→ Task objective: In the listing below, locate the lines that hold "kind" and copy them.

══ Data in this exercise

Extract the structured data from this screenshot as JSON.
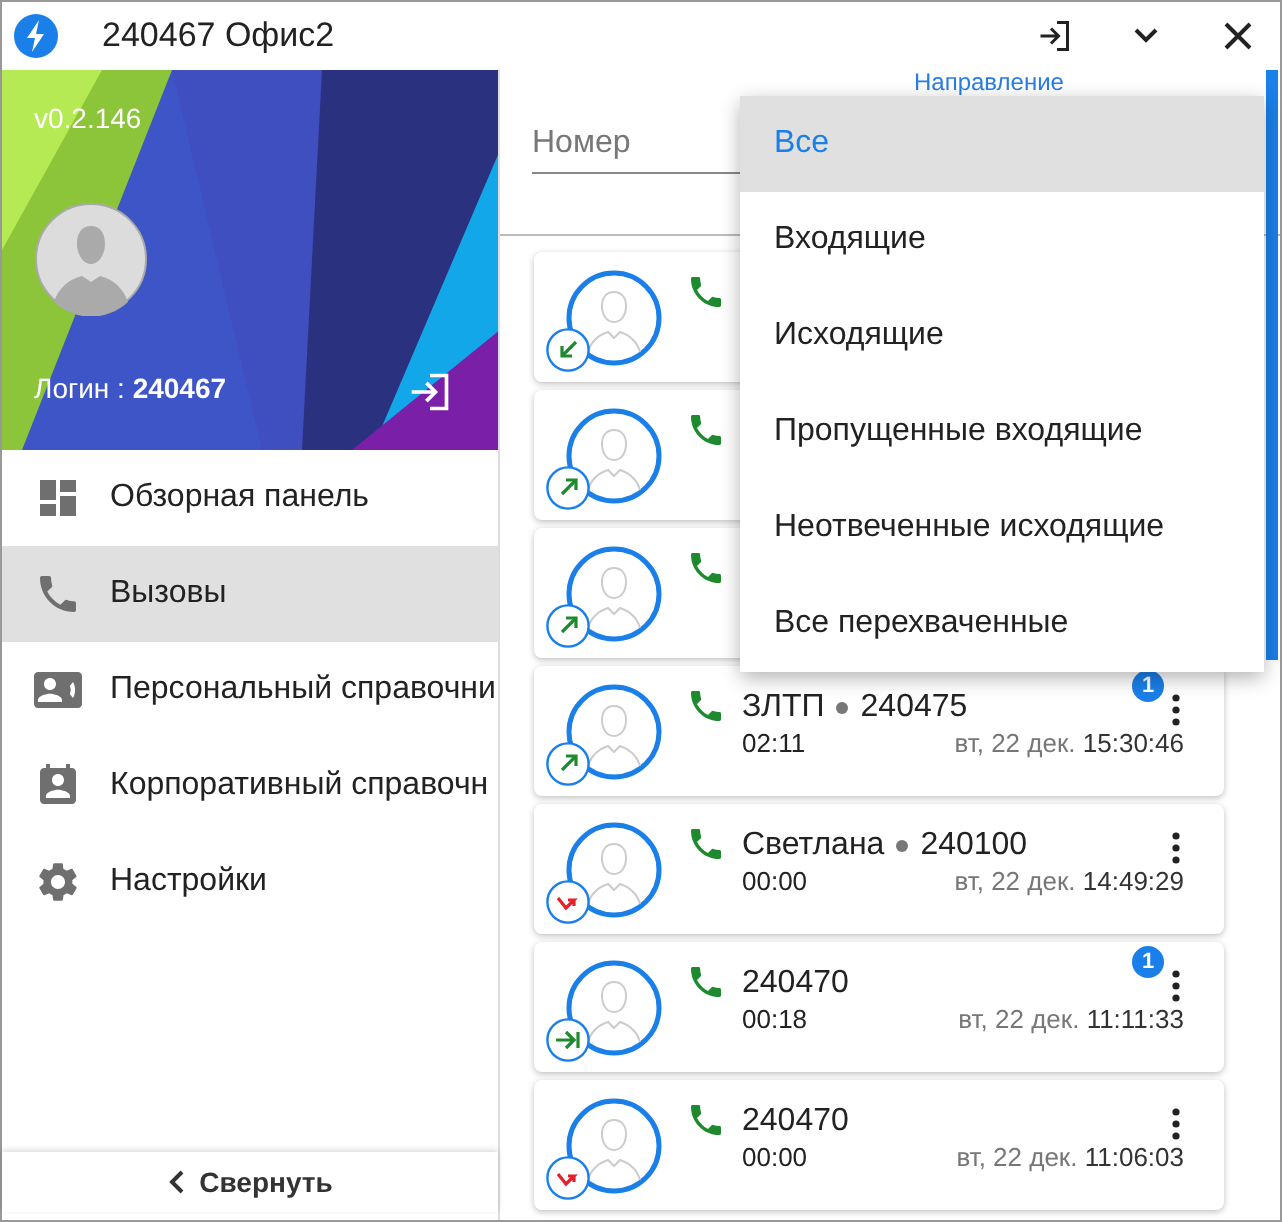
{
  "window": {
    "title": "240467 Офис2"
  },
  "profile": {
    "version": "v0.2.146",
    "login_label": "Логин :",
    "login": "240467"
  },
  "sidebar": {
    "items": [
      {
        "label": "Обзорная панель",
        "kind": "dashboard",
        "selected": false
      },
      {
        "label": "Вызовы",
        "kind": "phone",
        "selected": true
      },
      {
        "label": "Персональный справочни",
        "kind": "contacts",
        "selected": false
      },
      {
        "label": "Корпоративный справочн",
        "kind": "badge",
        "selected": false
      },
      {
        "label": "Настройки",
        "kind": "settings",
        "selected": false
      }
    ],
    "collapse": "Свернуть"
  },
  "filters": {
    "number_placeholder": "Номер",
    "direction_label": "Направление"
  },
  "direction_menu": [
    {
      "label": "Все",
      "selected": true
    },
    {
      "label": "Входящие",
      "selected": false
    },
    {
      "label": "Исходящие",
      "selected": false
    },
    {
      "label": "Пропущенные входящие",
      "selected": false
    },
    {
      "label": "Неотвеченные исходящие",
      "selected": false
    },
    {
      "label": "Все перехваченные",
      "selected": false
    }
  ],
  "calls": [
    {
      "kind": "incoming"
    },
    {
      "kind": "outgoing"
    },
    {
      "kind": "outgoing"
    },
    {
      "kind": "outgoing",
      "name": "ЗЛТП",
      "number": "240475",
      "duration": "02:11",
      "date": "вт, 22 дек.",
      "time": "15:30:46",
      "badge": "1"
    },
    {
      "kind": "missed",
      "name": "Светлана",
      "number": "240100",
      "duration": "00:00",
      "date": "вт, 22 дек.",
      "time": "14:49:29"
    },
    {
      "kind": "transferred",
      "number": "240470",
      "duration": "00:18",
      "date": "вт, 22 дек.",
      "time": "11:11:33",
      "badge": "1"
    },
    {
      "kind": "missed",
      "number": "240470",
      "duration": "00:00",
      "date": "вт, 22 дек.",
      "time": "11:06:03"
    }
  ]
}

════

→ Solution:
        "kind": "dashboard",
        "kind": "phone",
        "kind": "contacts",
        "kind": "badge",
        "kind": "settings",
      "kind": "incoming"
      "kind": "outgoing"
      "kind": "outgoing"
      "kind": "outgoing",
      "kind": "missed",
      "kind": "transferred",
      "kind": "missed",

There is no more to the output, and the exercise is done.